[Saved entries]
# # #

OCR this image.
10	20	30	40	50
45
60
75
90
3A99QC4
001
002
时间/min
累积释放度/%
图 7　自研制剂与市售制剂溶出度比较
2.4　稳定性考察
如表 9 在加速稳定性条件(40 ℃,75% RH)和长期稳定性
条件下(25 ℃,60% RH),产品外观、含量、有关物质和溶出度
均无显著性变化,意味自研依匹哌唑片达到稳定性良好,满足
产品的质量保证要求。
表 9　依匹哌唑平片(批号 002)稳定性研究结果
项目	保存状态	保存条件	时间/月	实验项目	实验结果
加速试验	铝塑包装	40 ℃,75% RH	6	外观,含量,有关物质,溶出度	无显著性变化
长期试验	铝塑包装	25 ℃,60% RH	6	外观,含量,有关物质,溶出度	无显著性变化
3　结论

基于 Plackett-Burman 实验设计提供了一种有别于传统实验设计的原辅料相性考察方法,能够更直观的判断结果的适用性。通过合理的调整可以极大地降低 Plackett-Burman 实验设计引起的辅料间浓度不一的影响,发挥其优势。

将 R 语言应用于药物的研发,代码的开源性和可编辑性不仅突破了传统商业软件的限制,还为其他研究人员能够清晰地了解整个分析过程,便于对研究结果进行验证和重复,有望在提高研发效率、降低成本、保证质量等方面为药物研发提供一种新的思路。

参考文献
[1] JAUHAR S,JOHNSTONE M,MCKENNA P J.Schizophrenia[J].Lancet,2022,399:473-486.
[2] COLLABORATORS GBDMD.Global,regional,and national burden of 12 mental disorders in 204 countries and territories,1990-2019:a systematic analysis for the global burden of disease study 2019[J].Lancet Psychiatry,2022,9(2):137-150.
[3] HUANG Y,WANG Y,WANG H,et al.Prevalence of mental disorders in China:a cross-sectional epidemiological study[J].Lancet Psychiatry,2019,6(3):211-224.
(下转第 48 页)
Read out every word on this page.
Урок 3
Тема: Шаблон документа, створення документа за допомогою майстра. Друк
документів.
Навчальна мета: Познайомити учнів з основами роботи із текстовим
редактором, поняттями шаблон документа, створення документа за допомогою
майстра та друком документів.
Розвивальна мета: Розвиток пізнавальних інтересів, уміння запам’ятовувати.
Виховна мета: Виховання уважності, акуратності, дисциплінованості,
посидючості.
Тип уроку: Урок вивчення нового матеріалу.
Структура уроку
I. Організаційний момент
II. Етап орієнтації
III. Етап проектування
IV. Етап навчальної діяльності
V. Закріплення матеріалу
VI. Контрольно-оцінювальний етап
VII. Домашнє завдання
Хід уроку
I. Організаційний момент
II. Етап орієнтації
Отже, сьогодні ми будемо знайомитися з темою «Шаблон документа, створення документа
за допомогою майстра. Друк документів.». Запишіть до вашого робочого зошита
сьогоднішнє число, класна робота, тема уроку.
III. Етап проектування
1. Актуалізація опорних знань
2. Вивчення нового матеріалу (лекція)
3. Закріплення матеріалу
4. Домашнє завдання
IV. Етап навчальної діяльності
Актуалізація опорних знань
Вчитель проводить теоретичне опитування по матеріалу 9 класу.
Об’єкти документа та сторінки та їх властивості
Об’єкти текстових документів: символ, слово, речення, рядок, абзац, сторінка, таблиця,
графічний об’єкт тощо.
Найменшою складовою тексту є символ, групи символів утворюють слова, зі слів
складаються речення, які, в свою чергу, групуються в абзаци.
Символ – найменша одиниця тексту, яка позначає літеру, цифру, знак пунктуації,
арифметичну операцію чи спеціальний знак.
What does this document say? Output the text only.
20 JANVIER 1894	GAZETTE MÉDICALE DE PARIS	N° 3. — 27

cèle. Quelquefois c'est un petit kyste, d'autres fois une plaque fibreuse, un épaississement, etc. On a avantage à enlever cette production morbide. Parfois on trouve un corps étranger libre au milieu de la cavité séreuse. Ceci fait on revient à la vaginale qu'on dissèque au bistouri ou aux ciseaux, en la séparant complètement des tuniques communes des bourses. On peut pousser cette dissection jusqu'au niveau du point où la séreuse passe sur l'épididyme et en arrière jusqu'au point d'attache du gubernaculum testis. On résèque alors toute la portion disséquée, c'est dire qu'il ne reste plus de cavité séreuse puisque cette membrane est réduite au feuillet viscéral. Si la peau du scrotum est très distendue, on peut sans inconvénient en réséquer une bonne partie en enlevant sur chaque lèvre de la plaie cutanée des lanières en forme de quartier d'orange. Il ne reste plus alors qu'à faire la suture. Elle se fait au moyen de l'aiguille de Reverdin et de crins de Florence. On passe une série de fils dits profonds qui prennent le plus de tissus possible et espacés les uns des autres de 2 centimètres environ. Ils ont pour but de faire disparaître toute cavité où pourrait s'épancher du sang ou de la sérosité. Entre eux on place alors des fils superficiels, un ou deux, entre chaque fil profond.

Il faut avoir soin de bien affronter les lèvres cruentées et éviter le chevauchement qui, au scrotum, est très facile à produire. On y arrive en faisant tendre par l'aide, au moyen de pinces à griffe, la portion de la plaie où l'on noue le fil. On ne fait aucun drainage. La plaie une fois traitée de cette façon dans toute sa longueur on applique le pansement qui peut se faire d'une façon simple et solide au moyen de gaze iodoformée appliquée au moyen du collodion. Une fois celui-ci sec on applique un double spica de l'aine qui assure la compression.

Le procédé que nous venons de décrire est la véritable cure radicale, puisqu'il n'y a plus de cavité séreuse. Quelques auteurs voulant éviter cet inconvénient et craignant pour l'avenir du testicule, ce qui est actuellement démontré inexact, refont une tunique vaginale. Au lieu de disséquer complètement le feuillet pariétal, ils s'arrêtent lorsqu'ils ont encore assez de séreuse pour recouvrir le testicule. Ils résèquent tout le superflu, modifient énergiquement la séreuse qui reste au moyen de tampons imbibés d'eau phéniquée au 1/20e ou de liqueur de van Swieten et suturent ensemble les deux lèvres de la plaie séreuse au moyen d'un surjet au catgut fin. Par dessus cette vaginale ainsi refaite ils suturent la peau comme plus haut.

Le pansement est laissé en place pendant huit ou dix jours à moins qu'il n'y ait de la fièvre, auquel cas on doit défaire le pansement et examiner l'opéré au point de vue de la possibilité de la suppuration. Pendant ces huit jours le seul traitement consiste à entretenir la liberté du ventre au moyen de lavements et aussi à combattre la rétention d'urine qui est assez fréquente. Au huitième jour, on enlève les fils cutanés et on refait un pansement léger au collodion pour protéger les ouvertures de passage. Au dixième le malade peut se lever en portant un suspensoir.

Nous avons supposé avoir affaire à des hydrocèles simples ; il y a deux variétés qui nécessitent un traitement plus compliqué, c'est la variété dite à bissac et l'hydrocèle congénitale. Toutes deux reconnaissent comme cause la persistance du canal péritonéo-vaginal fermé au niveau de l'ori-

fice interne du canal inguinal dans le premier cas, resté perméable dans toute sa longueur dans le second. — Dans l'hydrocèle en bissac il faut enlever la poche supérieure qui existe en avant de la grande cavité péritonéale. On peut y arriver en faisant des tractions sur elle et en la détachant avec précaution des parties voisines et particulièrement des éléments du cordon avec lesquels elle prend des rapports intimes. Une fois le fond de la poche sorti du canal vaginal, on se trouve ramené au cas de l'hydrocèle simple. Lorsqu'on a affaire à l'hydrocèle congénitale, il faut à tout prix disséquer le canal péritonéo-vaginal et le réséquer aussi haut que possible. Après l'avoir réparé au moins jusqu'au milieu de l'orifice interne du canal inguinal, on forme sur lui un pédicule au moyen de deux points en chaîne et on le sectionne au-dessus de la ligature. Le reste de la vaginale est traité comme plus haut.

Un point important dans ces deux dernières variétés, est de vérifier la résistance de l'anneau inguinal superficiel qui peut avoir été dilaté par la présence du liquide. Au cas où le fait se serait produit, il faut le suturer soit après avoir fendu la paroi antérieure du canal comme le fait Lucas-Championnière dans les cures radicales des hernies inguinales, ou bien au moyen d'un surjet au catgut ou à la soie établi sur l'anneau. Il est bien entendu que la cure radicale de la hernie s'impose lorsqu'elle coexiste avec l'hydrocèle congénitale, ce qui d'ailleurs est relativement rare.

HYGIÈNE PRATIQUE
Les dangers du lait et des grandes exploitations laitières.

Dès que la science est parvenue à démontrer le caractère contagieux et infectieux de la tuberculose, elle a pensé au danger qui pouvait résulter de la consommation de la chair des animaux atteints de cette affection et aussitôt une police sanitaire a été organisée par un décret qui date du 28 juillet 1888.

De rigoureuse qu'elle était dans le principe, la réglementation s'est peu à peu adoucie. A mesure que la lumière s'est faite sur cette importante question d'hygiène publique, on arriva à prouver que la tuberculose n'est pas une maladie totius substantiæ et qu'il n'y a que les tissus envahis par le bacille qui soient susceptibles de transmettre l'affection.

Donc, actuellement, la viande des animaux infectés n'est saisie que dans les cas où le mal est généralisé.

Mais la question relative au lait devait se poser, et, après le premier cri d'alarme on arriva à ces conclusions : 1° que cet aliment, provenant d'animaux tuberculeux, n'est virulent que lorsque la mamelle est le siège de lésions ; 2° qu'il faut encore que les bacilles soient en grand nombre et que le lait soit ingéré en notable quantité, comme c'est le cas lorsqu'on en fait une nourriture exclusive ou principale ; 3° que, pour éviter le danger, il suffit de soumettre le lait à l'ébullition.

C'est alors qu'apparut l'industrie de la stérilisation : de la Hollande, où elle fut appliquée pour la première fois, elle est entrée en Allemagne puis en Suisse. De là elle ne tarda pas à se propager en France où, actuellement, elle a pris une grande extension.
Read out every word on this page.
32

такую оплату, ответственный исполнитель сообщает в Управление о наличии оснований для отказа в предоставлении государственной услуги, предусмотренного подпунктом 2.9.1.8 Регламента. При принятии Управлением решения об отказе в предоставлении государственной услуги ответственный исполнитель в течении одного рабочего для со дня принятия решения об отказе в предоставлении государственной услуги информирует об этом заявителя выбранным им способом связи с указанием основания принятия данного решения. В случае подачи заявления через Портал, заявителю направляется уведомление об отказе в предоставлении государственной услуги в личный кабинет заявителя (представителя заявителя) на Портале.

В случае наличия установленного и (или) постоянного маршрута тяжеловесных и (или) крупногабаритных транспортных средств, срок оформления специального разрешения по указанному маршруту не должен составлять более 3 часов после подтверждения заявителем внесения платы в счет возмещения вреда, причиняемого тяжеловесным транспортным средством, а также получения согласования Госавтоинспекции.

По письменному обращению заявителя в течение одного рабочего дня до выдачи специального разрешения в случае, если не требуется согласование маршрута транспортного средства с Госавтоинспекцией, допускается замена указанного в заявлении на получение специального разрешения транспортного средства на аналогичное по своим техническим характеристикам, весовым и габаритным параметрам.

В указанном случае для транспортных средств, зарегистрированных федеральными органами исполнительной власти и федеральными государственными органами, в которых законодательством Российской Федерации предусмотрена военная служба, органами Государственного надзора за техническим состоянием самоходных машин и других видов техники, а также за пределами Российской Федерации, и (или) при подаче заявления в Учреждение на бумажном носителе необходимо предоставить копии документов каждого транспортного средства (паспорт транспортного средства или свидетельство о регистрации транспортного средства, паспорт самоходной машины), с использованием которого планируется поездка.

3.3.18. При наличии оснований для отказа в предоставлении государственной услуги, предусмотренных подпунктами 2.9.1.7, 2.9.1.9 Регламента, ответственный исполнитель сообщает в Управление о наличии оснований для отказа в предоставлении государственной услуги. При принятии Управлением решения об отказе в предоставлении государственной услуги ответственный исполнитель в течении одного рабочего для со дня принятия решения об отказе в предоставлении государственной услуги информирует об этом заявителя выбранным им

# # #

▶ [Work required]: From the listing above, collect each line in which the string "mental" appears.

▶ [Finished task]:
[2] COLLABORATORS GBDMD.Global,regional,and national burden of 12 mental disorders in 204 countries and territories,1990-2019:a systematic analysis for the global burden of disease study 2019[J].Lancet Psychiatry,2022,9(2):137-150.
[3] HUANG Y,WANG Y,WANG H,et al.Prevalence of mental disorders in China:a cross-sectional epidemiological study[J].Lancet Psychiatry,2019,6(3):211-224.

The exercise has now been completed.